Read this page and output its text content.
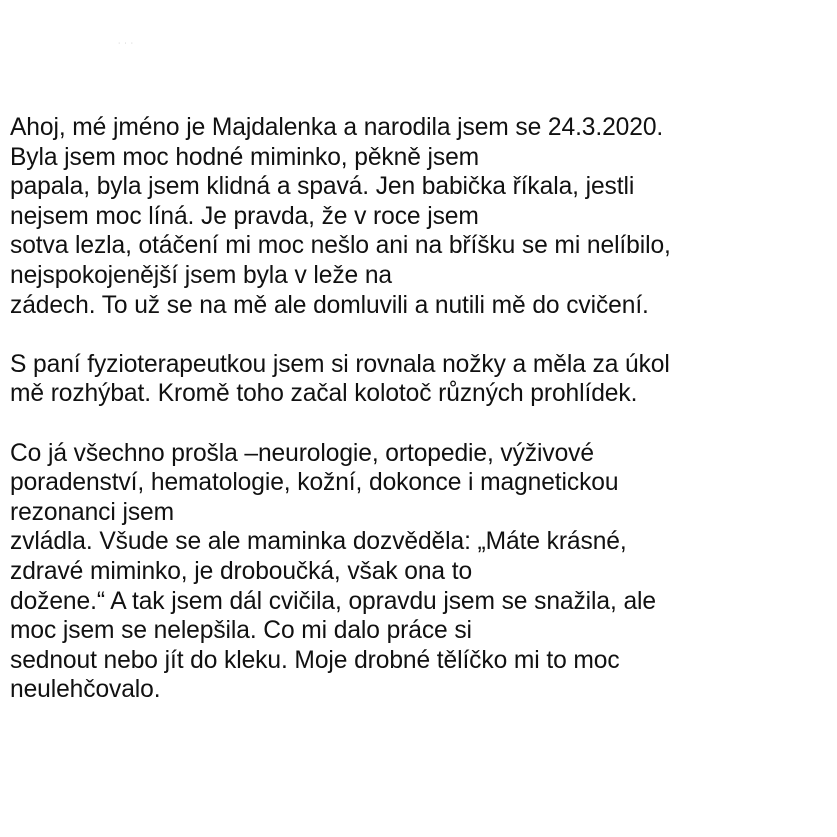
˙˙˙
Ahoj, mé jméno je Majdalenka a narodila jsem se 24.3.2020.
Byla jsem moc hodné miminko, pěkně jsem
papala, byla jsem klidná a spavá. Jen babička říkala, jestli
nejsem moc líná. Je pravda, že v roce jsem
sotva lezla, otáčení mi moc nešlo ani na bříšku se mi nelíbilo,
nejspokojenější jsem byla v leže na
zádech. To už se na mě ale domluvili a nutili mě do cvičení.
S paní fyzioterapeutkou jsem si rovnala nožky a měla za úkol
mě rozhýbat. Kromě toho začal kolotoč různých prohlídek.
Co já všechno prošla –neurologie, ortopedie, výživové
poradenství, hematologie, kožní, dokonce i magnetickou
rezonanci jsem
zvládla. Všude se ale maminka dozvěděla: „Máte krásné,
zdravé miminko, je droboučká, však ona to
dožene.“ A tak jsem dál cvičila, opravdu jsem se snažila, ale
moc jsem se nelepšila. Co mi dalo práce si
sednout nebo jít do kleku. Moje drobné tělíčko mi to moc
neulehčovalo.
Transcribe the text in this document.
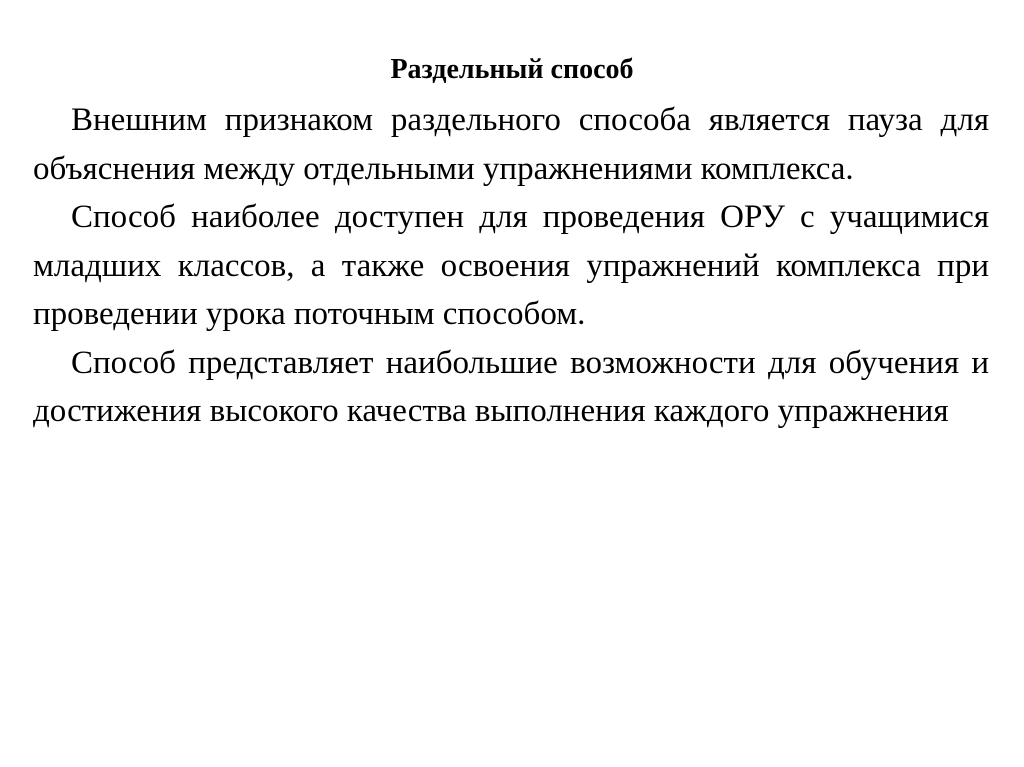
Раздельный способ

Внешним признаком раздельного способа является пауза для объяснения между отдельными упражнениями комплекса.

Способ наиболее доступен для проведения ОРУ с учащимися младших классов, а также освоения упражнений комплекса при проведении урока поточным способом.

Способ представляет наибольшие возможности для обучения и достижения высокого качества выполнения каждого упражнения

_ _ _ _ _

→ **Work required**: Count the lines in the records above that contain the word "miminko", and reply with only that number.

→ **The solution**: 2